- _Short exercise_: Reproduce each line that includes the word "läßt".

[Stored items]
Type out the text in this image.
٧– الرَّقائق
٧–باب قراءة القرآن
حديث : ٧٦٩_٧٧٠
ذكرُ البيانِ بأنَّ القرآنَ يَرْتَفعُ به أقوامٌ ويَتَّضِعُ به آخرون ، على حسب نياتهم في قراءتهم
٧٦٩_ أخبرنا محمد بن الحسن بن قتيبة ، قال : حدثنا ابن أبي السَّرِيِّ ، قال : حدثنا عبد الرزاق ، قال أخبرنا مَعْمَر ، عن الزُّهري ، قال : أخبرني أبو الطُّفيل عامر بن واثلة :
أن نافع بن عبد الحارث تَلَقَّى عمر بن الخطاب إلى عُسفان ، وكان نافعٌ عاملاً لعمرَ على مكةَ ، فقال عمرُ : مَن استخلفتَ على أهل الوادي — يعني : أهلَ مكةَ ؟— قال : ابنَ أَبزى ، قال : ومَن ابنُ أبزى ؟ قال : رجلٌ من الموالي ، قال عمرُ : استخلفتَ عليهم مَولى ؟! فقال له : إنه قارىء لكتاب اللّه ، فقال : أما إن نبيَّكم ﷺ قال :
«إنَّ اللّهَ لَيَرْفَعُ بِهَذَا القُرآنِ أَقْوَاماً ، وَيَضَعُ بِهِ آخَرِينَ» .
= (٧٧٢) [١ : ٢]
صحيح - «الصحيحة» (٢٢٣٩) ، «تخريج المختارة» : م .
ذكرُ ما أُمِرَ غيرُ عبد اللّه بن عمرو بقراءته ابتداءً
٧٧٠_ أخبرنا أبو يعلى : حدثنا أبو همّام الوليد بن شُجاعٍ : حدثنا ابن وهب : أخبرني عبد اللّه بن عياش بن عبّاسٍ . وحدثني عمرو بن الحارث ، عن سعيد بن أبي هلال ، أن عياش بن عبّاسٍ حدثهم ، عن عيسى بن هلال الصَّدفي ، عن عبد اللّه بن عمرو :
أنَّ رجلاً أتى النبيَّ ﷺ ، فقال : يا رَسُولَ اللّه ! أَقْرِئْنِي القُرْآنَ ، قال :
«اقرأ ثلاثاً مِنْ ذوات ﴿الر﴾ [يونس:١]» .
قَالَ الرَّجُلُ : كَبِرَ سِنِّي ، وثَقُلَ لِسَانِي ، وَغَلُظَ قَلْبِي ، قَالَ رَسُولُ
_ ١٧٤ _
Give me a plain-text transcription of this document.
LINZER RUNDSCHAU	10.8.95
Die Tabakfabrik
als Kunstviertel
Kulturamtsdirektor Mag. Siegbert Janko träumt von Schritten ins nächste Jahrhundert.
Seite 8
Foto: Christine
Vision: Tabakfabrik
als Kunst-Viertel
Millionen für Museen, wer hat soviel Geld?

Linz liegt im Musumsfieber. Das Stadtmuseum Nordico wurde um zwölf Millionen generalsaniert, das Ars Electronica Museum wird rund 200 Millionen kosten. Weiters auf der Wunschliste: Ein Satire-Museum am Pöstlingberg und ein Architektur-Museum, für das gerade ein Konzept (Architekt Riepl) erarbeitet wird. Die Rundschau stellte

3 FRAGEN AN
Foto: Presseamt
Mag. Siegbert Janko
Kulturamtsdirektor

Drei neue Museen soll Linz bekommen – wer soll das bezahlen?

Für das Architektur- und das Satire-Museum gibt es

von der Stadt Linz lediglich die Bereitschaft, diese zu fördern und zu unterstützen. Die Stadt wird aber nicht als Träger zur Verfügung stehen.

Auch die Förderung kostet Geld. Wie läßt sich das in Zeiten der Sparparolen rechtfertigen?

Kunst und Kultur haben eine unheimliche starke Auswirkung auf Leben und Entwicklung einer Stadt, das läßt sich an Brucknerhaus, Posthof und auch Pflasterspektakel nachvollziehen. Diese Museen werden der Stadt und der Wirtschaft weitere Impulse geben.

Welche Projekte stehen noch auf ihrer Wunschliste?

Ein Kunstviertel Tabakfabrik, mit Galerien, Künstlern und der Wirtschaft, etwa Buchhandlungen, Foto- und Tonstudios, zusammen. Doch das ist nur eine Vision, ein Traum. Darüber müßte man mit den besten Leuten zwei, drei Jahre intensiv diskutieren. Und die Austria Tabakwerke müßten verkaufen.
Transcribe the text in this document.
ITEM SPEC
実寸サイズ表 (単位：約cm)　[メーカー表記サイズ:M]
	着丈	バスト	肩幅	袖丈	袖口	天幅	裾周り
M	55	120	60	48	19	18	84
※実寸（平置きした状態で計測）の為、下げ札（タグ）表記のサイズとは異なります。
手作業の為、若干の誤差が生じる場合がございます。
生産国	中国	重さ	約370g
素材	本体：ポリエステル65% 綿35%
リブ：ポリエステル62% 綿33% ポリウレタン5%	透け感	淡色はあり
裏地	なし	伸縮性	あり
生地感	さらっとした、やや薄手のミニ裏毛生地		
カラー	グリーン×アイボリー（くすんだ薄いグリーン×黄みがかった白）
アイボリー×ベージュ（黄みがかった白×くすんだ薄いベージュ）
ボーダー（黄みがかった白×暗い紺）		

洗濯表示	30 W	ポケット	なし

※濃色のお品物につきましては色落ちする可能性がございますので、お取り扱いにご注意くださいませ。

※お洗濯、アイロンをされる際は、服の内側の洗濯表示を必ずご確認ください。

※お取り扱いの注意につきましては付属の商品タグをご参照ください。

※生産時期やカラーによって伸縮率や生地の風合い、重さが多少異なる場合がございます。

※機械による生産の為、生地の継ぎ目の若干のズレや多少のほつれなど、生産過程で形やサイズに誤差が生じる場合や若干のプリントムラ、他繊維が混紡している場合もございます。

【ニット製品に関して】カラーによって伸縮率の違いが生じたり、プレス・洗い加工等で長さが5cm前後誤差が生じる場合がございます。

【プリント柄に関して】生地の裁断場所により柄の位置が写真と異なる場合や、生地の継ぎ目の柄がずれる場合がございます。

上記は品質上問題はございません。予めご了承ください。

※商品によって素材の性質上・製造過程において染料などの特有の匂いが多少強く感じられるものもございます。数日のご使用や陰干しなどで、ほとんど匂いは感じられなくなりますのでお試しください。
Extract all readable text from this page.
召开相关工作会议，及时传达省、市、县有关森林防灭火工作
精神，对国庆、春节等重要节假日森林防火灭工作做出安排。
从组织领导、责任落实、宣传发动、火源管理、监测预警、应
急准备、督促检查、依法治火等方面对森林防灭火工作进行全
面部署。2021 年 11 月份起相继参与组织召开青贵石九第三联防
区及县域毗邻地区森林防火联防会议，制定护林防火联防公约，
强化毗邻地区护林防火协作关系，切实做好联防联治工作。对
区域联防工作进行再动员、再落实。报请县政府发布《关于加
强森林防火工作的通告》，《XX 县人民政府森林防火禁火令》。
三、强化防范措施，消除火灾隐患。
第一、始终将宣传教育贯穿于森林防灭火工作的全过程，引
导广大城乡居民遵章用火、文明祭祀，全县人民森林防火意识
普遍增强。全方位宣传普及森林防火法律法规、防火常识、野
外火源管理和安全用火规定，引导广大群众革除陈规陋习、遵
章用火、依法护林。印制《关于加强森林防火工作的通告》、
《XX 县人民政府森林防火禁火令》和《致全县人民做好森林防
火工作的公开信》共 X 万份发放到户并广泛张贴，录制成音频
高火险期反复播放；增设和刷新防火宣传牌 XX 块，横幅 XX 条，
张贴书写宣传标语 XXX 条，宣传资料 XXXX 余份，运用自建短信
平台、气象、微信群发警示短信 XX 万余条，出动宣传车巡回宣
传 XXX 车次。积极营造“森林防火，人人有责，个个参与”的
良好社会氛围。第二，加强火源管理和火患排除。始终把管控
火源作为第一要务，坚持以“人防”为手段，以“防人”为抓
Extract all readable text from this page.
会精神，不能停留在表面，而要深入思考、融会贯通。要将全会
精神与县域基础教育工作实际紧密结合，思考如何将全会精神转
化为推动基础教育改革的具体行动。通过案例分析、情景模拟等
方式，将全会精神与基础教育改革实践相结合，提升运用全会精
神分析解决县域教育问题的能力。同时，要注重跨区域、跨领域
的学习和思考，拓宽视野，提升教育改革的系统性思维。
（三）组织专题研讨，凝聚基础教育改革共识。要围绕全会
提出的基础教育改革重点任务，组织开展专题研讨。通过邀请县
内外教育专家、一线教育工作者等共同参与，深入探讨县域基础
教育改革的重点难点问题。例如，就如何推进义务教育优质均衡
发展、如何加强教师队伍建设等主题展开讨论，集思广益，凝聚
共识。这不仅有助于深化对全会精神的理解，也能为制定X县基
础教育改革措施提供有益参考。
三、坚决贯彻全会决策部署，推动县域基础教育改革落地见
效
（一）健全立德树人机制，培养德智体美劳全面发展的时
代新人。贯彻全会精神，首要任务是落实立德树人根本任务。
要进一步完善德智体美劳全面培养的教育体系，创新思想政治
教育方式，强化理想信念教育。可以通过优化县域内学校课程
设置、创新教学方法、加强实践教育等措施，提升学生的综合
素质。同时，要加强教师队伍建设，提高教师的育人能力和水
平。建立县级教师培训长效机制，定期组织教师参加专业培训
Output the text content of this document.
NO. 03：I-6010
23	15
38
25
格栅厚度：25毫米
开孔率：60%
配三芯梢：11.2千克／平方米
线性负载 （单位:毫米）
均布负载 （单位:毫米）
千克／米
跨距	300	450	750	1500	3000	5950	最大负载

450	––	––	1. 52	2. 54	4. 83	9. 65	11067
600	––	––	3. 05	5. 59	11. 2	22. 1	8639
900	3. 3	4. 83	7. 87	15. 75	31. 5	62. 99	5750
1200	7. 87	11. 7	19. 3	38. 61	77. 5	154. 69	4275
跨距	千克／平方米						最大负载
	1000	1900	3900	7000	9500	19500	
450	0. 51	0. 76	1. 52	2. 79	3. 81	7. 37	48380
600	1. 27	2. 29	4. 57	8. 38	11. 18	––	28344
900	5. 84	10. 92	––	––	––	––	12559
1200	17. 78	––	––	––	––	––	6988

- _Solution for this problem_:
Auch die Förderung kostet Geld. Wie läßt sich das in Zeiten der Sparparolen rechtfertigen?
Kunst und Kultur haben eine unheimliche starke Auswirkung auf Leben und Entwicklung einer Stadt, das läßt sich an Brucknerhaus, Posthof und auch Pflasterspektakel nachvollziehen. Diese Museen werden der Stadt und der Wirtschaft weitere Impulse geben.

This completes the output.